引用文:
********

4月から制作業界に入る予定の学生さんの中にはドキドキされている方も多いと思います。

私自身、制作会社やシステム会社に在籍していて、プロジェクトが炎上したりすると、どうしてこんなことになったのかな。
タスク的には帰れるのに、なんでみんなそんなに会社に残ってるのかな、と疑問に思ったことが多々あります。


当社は基本的には、定時であがれるよう仕事を調整しています。
もちろん、定時以降も必要に迫られれば対応しますが、基本的には時間を区切って仕事を管理しています。

そうすると、みんなが毎日22時過ぎとか終電近くまで、なんて作業する必要はありません。
では、どうして残業が発生してしまうのか。

そのメカニズムを分析してみたいと思います。

制作以外の間接的な時間が多く、作業を時間で区切らない

やる気があって良いとは思うのですが、ディレクターの中には残業好きな方が多いように思います。
もちろん、本当は嫌いだけど、やるべきだからやっているんだ、という反論もあるでしょう。

しかしながら、もう少し効率よく作業を割り振るなどすれば、作業する人の残っている時間も減らせるのではないかと思います。
実際、ディレクターの指示を待っている間に、作業がすることがなく、SNSで遊んでいたりするような光景もみられます。

要するに指示を出す人間の作業効率が悪く、本来どんどん制作を進めるべき人の手が動かせていない。
制作以外の間接的な時間が増えれば増えるほどスケジュール的には厳しくなっていき、納期があるので残業が増えていく、という構図をよくみかけます。

また、作業についても営業時間を過ぎてもどんどん対応してしまい、時間の区切りをつけない。
結果的に制作をする人間はディレクターが区切りをつけるまで、なかなか帰って良いのかよくないのか分からない。
帰ろうとしたら「ちょっと待って」と修正を依頼されて、残される、こういった悪循環になってしまうのです。

すべてが制作管理するディレクターのせいではありませんが、制作進行する役割の人がきちっと時間を管理出来ないと、なかなか残業というのは減らないのではないかと思います。

SNSなど遊んでいる時間も多い

SNSは情報収集ツールとしても使えますので、Web制作業界では必須のツールになっています。
ただ、情報収集できる反面、面白い情報も飛び込んできますので、ついつい追いかけてしまい、知らない間に仕事とは全然違う世界に引きずり込まれてしまったという経験をお持ちの方も多いのではないでしょうか。

会社にいるのが好きな人は、SNSで軽く遊びながら仕事をしても支障はないかと思いますが、残業したくない、定時に帰りたければネットサーフィンやSNSはなるべく自粛した方が良いかと思います。
人間8時間みっちり集中して仕事するのはなかなか難しいので、息抜き程度であれば問題ないと思うのですが、誰かとやり取りなんかを始めてしまうと、コメントが来ているかとか、返信しなきゃ、なんてそわそわしてして仕事どころじゃなくなってきてしまいますし。

上司がなかなか帰らない、誰も帰ろうとしない

今までの個人的な経験上、これが結構大きいと思います。

********

課題 a:
次のリストで「rewind」という文字列を含む行がいくつあるか数え、その数だけを答えてください。
この引用文と次のリストは、互いに別々の資料です。

********

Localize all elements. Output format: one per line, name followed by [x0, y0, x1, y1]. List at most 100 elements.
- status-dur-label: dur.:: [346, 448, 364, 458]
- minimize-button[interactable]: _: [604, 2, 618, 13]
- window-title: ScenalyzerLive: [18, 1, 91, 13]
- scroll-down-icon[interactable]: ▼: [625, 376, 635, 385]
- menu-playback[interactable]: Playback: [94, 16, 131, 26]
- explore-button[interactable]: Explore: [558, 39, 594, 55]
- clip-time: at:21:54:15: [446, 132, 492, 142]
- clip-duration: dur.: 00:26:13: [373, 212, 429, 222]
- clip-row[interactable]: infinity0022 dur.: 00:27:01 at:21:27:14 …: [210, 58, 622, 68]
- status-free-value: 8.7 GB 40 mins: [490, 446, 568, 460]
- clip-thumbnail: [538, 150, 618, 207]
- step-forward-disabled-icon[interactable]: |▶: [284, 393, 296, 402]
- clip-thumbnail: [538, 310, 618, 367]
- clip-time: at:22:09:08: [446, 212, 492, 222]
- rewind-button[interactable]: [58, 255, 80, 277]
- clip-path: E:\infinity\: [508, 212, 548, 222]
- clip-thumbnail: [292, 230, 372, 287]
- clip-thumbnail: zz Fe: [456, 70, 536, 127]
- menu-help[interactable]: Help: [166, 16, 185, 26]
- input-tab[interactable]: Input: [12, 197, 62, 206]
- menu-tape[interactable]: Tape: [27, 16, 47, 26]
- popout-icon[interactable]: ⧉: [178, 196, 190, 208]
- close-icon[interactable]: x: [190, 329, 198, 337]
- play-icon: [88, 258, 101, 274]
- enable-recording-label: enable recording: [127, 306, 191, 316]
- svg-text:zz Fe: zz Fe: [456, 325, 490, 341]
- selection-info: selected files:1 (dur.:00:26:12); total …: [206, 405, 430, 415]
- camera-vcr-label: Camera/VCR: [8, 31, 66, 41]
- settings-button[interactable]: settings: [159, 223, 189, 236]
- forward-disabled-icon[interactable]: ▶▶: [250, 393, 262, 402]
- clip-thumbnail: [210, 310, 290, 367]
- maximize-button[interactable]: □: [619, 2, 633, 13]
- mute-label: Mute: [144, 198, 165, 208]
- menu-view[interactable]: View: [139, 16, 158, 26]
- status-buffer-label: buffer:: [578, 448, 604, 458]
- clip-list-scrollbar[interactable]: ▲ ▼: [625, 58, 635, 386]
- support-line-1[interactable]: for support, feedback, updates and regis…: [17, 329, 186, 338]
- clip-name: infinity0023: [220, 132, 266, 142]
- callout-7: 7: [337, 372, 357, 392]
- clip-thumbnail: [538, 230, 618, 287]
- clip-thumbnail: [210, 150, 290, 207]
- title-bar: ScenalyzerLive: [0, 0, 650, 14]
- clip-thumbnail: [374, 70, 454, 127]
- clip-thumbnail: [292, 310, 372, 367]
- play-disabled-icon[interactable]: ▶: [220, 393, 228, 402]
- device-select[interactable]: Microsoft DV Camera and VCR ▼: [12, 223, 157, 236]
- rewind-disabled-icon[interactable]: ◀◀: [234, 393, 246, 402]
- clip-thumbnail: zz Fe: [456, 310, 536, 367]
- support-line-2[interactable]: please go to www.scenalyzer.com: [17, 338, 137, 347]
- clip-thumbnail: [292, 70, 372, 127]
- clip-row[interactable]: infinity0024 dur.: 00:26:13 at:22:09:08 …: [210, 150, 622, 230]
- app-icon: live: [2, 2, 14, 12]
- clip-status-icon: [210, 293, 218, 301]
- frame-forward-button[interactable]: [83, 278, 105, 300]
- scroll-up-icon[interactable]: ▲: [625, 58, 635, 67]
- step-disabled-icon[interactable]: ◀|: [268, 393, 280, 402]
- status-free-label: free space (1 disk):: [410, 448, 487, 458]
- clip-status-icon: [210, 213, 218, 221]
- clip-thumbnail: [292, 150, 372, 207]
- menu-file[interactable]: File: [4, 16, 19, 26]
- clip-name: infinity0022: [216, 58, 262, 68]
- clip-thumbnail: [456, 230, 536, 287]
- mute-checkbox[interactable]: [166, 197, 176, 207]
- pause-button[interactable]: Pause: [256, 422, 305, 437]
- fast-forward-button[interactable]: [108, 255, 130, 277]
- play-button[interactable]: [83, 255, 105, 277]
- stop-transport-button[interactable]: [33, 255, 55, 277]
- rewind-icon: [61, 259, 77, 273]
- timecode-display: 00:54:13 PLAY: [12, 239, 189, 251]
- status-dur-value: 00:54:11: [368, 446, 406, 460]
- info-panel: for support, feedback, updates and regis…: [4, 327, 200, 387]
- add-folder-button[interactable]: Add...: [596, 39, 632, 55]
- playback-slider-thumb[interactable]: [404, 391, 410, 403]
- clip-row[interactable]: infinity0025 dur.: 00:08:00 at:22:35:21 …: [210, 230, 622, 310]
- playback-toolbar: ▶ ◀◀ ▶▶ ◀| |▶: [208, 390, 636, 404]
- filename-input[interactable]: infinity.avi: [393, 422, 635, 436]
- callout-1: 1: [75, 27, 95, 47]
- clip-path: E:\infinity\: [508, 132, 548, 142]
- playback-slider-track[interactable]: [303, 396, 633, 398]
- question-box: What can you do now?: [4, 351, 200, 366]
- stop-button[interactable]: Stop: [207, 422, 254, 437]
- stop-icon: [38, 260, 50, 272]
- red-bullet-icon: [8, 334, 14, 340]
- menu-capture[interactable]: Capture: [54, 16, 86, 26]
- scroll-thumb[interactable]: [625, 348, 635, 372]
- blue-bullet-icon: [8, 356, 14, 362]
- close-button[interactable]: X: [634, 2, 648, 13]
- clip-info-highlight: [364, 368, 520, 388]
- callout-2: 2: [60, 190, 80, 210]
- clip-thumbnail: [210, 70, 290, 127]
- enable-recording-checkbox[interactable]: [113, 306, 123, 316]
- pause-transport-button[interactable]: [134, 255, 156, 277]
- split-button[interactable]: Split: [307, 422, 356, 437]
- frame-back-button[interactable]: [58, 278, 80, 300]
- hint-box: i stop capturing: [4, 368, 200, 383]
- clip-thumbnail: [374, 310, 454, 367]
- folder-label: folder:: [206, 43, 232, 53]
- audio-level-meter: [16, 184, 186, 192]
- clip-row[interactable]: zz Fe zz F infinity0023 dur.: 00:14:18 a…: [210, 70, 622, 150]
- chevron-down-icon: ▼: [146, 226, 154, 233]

********

課題 b:
残業についての引用文のうち「また、作業についても営業時間を過ぎても」で始まる段落を、主な内容を残して箇条書きで簡潔に書き直すこと。

解答 a:
3

解答 b:
- 営業時間を過ぎても作業に対応し続け、時間の区切りをつけない。
- 制作する人は、ディレクターが区切りをつけるまで帰ってよいのか分からない。
- 帰ろうとすると「ちょっと待って」と修正を頼まれて残される、という悪循環になる。